[Task to complete]
Say how many lines contain the string "this". Give no other output.

[Input]
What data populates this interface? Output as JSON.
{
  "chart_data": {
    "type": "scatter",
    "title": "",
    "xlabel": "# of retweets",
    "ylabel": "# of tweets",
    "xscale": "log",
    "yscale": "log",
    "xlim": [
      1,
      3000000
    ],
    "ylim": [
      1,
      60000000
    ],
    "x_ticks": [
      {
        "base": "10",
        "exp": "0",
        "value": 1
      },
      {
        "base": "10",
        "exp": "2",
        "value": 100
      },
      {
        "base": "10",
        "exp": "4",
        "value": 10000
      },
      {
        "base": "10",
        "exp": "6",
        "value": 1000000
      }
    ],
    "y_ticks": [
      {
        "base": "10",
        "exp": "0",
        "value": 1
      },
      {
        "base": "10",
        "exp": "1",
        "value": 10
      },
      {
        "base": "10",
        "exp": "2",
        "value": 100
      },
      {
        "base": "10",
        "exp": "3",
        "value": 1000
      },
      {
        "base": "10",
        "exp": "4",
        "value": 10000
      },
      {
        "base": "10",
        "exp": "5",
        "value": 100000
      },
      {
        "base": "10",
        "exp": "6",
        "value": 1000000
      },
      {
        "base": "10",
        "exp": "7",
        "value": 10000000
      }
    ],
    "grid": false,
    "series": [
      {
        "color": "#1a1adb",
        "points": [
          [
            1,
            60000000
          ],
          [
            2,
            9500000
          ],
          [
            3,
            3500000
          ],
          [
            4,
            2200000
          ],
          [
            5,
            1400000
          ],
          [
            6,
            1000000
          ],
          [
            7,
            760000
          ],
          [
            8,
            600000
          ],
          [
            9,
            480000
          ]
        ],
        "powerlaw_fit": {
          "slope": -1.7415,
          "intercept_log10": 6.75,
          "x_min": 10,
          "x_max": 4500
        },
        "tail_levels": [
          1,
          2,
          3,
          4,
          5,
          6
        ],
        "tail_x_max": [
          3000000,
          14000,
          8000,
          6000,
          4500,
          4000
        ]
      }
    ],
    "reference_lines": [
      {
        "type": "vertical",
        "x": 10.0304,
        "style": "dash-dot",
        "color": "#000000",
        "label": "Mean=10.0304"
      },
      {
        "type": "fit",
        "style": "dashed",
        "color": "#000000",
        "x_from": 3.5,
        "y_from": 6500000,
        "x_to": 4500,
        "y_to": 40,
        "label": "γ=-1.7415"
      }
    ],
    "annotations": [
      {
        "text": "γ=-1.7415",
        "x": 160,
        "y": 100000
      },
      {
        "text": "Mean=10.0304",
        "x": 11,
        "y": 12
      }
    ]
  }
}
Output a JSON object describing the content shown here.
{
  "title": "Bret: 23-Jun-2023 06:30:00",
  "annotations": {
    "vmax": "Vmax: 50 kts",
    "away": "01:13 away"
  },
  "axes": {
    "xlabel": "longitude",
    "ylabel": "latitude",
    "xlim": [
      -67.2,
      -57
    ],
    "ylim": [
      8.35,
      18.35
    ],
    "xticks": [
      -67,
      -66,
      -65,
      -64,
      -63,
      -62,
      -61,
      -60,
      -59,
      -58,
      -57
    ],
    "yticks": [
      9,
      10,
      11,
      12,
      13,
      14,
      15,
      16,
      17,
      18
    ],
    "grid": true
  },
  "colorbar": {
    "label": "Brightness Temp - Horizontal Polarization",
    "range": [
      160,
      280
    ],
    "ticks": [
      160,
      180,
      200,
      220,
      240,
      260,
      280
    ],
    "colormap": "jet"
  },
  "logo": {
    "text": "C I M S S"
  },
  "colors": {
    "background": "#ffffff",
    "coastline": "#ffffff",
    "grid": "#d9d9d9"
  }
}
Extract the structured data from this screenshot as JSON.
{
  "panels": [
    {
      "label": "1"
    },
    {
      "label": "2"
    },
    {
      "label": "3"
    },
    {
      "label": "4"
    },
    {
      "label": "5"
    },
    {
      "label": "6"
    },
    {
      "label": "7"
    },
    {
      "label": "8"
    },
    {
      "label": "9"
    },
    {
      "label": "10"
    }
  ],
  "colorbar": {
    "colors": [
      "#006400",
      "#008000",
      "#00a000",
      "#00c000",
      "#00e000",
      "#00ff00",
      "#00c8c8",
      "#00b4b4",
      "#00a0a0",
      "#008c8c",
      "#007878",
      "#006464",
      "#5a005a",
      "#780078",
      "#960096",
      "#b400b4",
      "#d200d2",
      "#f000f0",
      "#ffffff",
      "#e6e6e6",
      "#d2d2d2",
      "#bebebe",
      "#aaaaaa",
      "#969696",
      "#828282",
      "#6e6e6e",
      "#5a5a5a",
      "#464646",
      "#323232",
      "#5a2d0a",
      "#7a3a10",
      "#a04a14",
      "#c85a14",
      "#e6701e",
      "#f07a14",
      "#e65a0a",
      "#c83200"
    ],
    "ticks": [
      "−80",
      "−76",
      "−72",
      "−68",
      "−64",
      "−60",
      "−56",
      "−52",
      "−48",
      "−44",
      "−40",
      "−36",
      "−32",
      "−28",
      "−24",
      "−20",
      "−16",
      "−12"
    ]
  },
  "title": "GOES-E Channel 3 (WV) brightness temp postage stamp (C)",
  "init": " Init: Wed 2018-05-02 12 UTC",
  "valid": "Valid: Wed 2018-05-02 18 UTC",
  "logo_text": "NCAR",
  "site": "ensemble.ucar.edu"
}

[Task result]
2